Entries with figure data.
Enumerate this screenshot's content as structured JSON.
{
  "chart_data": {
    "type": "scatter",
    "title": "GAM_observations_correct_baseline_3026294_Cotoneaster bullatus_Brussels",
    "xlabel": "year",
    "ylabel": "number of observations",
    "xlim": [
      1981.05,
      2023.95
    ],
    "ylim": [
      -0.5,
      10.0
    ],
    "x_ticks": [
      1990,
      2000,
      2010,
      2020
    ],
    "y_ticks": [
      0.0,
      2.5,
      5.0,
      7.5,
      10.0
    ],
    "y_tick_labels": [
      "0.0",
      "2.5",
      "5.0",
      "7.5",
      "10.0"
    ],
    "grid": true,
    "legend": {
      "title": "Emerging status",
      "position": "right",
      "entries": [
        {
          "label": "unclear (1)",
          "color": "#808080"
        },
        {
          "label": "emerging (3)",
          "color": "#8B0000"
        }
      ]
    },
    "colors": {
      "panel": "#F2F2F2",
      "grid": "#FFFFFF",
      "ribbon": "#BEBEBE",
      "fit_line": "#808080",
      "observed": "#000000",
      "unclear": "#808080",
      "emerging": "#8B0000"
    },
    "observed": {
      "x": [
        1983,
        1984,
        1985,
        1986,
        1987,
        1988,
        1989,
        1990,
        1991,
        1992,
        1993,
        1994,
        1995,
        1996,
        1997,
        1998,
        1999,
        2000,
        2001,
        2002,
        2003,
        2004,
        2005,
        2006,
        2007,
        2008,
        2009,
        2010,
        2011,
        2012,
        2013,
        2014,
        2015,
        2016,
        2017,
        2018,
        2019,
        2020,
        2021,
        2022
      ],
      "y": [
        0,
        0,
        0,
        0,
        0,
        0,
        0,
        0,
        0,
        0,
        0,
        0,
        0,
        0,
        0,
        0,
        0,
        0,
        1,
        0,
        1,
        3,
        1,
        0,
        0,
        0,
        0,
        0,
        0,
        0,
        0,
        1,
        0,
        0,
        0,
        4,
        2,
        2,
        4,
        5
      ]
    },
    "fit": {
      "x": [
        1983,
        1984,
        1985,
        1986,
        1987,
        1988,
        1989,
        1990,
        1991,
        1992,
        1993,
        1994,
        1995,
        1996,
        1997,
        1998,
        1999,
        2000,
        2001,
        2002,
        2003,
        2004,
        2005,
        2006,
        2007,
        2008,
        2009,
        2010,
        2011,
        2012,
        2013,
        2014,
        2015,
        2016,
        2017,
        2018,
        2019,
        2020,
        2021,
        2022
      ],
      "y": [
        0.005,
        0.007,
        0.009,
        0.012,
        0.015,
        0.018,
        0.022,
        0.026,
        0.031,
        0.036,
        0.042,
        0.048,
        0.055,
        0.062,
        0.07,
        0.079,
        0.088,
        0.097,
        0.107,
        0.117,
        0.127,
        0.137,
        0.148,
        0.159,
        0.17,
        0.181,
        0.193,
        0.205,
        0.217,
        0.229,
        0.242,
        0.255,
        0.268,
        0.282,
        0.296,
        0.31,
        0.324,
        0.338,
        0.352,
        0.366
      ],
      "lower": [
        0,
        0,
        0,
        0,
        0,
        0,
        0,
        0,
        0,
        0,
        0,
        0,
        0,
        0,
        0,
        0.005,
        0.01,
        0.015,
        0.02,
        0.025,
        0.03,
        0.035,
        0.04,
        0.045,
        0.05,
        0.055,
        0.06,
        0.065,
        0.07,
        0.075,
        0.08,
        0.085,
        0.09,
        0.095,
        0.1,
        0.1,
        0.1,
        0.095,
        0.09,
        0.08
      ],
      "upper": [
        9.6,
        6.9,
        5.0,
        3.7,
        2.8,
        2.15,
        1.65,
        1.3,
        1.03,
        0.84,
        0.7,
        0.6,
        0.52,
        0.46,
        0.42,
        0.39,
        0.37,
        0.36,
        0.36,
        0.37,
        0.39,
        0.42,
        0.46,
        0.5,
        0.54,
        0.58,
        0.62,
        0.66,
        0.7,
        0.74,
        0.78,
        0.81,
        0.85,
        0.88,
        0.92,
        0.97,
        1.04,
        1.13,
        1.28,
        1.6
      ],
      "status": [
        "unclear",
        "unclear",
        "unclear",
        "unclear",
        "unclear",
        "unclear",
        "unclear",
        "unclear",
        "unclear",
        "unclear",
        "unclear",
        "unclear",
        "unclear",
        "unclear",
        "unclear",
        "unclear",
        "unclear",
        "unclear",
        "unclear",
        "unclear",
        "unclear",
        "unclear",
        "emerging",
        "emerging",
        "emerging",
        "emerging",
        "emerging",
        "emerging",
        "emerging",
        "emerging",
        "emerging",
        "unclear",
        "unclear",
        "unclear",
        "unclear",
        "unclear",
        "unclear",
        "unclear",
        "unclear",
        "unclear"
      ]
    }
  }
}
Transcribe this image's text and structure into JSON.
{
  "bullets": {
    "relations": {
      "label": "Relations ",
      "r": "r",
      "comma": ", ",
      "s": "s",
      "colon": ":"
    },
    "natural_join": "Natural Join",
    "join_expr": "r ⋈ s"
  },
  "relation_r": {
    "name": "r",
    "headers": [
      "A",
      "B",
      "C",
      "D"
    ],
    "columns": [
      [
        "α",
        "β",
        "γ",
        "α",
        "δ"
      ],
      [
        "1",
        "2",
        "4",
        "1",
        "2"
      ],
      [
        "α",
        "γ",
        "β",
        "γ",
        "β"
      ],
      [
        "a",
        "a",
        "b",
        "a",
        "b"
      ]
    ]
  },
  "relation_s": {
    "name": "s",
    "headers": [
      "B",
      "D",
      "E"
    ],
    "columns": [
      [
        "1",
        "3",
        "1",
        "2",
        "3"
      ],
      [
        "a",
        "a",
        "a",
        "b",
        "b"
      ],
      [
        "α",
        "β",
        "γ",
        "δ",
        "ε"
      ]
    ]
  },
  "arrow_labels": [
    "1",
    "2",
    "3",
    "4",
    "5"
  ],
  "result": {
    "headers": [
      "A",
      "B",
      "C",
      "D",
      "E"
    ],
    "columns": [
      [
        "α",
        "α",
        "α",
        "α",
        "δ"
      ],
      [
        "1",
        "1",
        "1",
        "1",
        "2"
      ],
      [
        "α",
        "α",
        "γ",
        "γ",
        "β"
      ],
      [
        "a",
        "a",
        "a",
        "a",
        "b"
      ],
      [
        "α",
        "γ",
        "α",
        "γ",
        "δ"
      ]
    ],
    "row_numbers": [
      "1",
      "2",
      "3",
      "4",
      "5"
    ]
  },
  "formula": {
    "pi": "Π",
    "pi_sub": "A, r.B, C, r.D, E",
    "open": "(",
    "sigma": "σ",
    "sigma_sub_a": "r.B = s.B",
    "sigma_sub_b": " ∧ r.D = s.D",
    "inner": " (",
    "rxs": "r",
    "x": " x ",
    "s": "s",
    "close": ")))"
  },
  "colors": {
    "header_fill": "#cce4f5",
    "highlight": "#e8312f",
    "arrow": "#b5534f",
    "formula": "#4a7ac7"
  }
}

DIRECTION. Using the entries above, find all lines with "this". Copy them.

EXERCISE RESULT.
Enumerate this screenshot's content as structured JSON.
Transcribe this image's text and structure into JSON.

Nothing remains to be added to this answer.